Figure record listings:
━━━━━━━━━━━━━━━━

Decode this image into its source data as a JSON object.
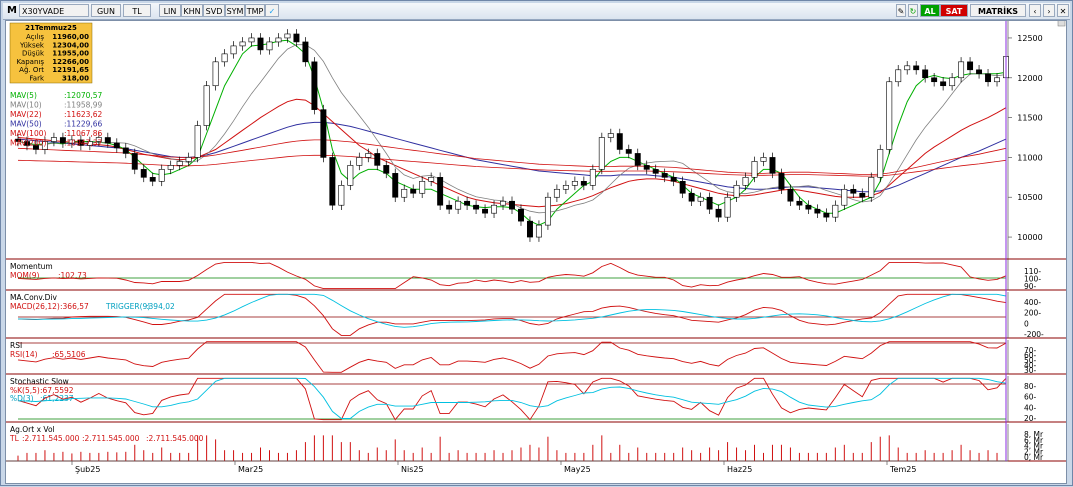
{
  "toolbar": {
    "logo": "M",
    "symbol": "X30YVADE",
    "period": "GUN",
    "currency": "TL",
    "buttons": [
      "LIN",
      "KHN",
      "SVD",
      "SYM",
      "TMP"
    ],
    "right": {
      "al": "AL",
      "sat": "SAT",
      "matriks": "MATRİKS"
    }
  },
  "info_box": {
    "date": "21Temmuz25",
    "rows": [
      {
        "label": "Açılış",
        "value": "11960,00"
      },
      {
        "label": "Yüksek",
        "value": "12304,00"
      },
      {
        "label": "Düşük",
        "value": "11955,00"
      },
      {
        "label": "Kapanış",
        "value": "12266,00"
      },
      {
        "label": "Ağ. Ort",
        "value": "12191,65"
      },
      {
        "label": "Fark",
        "value": "318,00"
      }
    ]
  },
  "moving_averages": [
    {
      "label": "MAV(5)",
      "value": ":12070,57",
      "color": "#00b000"
    },
    {
      "label": "MAV(10)",
      "value": ":11958,99",
      "color": "#808080"
    },
    {
      "label": "MAV(22)",
      "value": ":11623,62",
      "color": "#d01010"
    },
    {
      "label": "MAV(50)",
      "value": ":11229,66",
      "color": "#3030a0"
    },
    {
      "label": "MAV(100)",
      "value": ":11067,86",
      "color": "#d01010"
    },
    {
      "label": "MAV(200)",
      "value": ":10947,37",
      "color": "#d01010"
    }
  ],
  "panels": {
    "momentum": {
      "title": "Momentum",
      "label": "MOM(9)",
      "value": ":102,73",
      "ticks": [
        "110-",
        "100-",
        "90-"
      ]
    },
    "macd": {
      "title": "MA.Conv.Div",
      "label": "MACD(26,12)",
      "value": ":366,57",
      "trigger_label": "TRIGGER(9)",
      "trigger_value": ":394,02",
      "ticks": [
        "400-",
        "200-",
        "0",
        "-200-"
      ]
    },
    "rsi": {
      "title": "RSI",
      "label": "RSI(14)",
      "value": ":65,5106",
      "ticks": [
        "70-",
        "60-",
        "50-",
        "40-",
        "30-"
      ]
    },
    "stoch": {
      "title": "Stochastic Slow",
      "k_label": "%K(5,5)",
      "k_value": ":67,5592",
      "d_label": "%D(3)",
      "d_value": ":61,2237",
      "ticks": [
        "80-",
        "60-",
        "40-",
        "20-"
      ]
    },
    "volume": {
      "title": "Ag.Ort x Vol",
      "label": "TL",
      "values": [
        ":2.711.545.000",
        ":2.711.545.000",
        ":2.711.545.000"
      ],
      "ticks": [
        "8, Mr",
        "6, Mr",
        "4, Mr",
        "2, Mr",
        "0, Mr"
      ]
    }
  },
  "x_axis_labels": [
    "Şub25",
    "Mar25",
    "Nis25",
    "May25",
    "Haz25",
    "Tem25"
  ],
  "chart_data": {
    "type": "candlestick",
    "y_ticks": [
      12500,
      12000,
      11500,
      11000,
      10500,
      10000
    ],
    "ylim": [
      9800,
      12650
    ],
    "close": [
      11200,
      11150,
      11100,
      11200,
      11250,
      11180,
      11220,
      11150,
      11200,
      11250,
      11180,
      11120,
      11050,
      10850,
      10750,
      10700,
      10850,
      10900,
      10950,
      11000,
      11400,
      11900,
      12200,
      12300,
      12400,
      12450,
      12500,
      12350,
      12450,
      12500,
      12550,
      12450,
      12200,
      11600,
      11000,
      10400,
      10650,
      10900,
      11000,
      11050,
      10900,
      10800,
      10500,
      10600,
      10550,
      10700,
      10750,
      10400,
      10350,
      10450,
      10400,
      10350,
      10300,
      10400,
      10450,
      10350,
      10200,
      10000,
      10150,
      10500,
      10600,
      10650,
      10700,
      10650,
      10850,
      11250,
      11300,
      11100,
      11050,
      10900,
      10850,
      10800,
      10750,
      10700,
      10550,
      10450,
      10500,
      10350,
      10250,
      10500,
      10650,
      10750,
      10950,
      11000,
      10800,
      10600,
      10450,
      10400,
      10350,
      10300,
      10250,
      10400,
      10600,
      10550,
      10500,
      10750,
      11100,
      11950,
      12100,
      12150,
      12100,
      12000,
      11950,
      11900,
      12000,
      12200,
      12100,
      12050,
      11950,
      12000,
      12266
    ],
    "ma5": [
      11200,
      11180,
      11160,
      11170,
      11180,
      11170,
      11200,
      11200,
      11200,
      11190,
      11180,
      11150,
      11100,
      11000,
      10900,
      10800,
      10780,
      10800,
      10850,
      10900,
      11000,
      11300,
      11600,
      11900,
      12100,
      12300,
      12400,
      12410,
      12430,
      12460,
      12470,
      12400,
      12300,
      12000,
      11600,
      11100,
      10800,
      10700,
      10800,
      10850,
      10850,
      10800,
      10700,
      10650,
      10600,
      10600,
      10600,
      10550,
      10500,
      10450,
      10400,
      10380,
      10370,
      10380,
      10380,
      10370,
      10300,
      10200,
      10150,
      10200,
      10350,
      10450,
      10550,
      10650,
      10700,
      10850,
      10950,
      11000,
      11000,
      10950,
      10900,
      10850,
      10800,
      10750,
      10650,
      10550,
      10500,
      10450,
      10400,
      10450,
      10500,
      10600,
      10750,
      10850,
      10850,
      10800,
      10650,
      10500,
      10400,
      10350,
      10300,
      10300,
      10350,
      10400,
      10450,
      10500,
      10700,
      11050,
      11400,
      11700,
      11900,
      12000,
      12030,
      12000,
      11990,
      12030,
      12050,
      12050,
      12050,
      12050,
      12070
    ],
    "ma22": [
      11250,
      11240,
      11230,
      11220,
      11210,
      11200,
      11190,
      11180,
      11170,
      11160,
      11150,
      11130,
      11100,
      11070,
      11040,
      11020,
      11000,
      10980,
      10970,
      10980,
      11000,
      11050,
      11100,
      11180,
      11260,
      11340,
      11420,
      11500,
      11570,
      11640,
      11700,
      11730,
      11720,
      11650,
      11550,
      11450,
      11350,
      11250,
      11150,
      11080,
      11000,
      10950,
      10900,
      10850,
      10800,
      10750,
      10700,
      10650,
      10600,
      10550,
      10500,
      10470,
      10450,
      10430,
      10420,
      10410,
      10400,
      10390,
      10380,
      10390,
      10400,
      10420,
      10450,
      10480,
      10520,
      10570,
      10620,
      10660,
      10700,
      10720,
      10730,
      10730,
      10720,
      10700,
      10670,
      10640,
      10610,
      10580,
      10550,
      10530,
      10520,
      10520,
      10530,
      10550,
      10570,
      10590,
      10600,
      10590,
      10570,
      10550,
      10530,
      10510,
      10500,
      10500,
      10500,
      10520,
      10560,
      10650,
      10750,
      10850,
      10950,
      11050,
      11130,
      11200,
      11270,
      11340,
      11400,
      11450,
      11500,
      11560,
      11624
    ],
    "ma50": [
      11230,
      11220,
      11210,
      11200,
      11190,
      11180,
      11170,
      11160,
      11150,
      11140,
      11130,
      11120,
      11110,
      11090,
      11070,
      11050,
      11030,
      11010,
      11000,
      11000,
      11010,
      11030,
      11060,
      11100,
      11140,
      11180,
      11220,
      11260,
      11300,
      11340,
      11380,
      11410,
      11430,
      11440,
      11440,
      11430,
      11410,
      11390,
      11360,
      11330,
      11300,
      11270,
      11240,
      11210,
      11180,
      11150,
      11120,
      11090,
      11060,
      11030,
      11000,
      10970,
      10950,
      10930,
      10910,
      10890,
      10870,
      10850,
      10830,
      10820,
      10810,
      10800,
      10790,
      10780,
      10770,
      10770,
      10770,
      10780,
      10780,
      10780,
      10780,
      10770,
      10760,
      10750,
      10730,
      10710,
      10690,
      10670,
      10650,
      10630,
      10620,
      10610,
      10600,
      10600,
      10610,
      10620,
      10630,
      10630,
      10630,
      10620,
      10610,
      10600,
      10590,
      10580,
      10570,
      10570,
      10580,
      10610,
      10650,
      10700,
      10750,
      10800,
      10850,
      10900,
      10950,
      11000,
      11040,
      11080,
      11130,
      11180,
      11230
    ],
    "volume_scale": "Mr"
  },
  "colors": {
    "up": "#ffffff",
    "down": "#000000",
    "mav5": "#00b000",
    "mav10": "#808080",
    "mav22": "#d01010",
    "mav50": "#3030a0",
    "signal": "#00c0e0",
    "panel_border": "#8b0000",
    "cursor": "#8a2be2"
  }
}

━━━━━━━━━━━━━━━━

[Aim]
Leave out every line without the string "title" and copy the rest.

[Solution below]
      "title": "Momentum",
      "title": "MA.Conv.Div",
      "title": "RSI",
      "title": "Stochastic Slow",
      "title": "Ag.Ort x Vol",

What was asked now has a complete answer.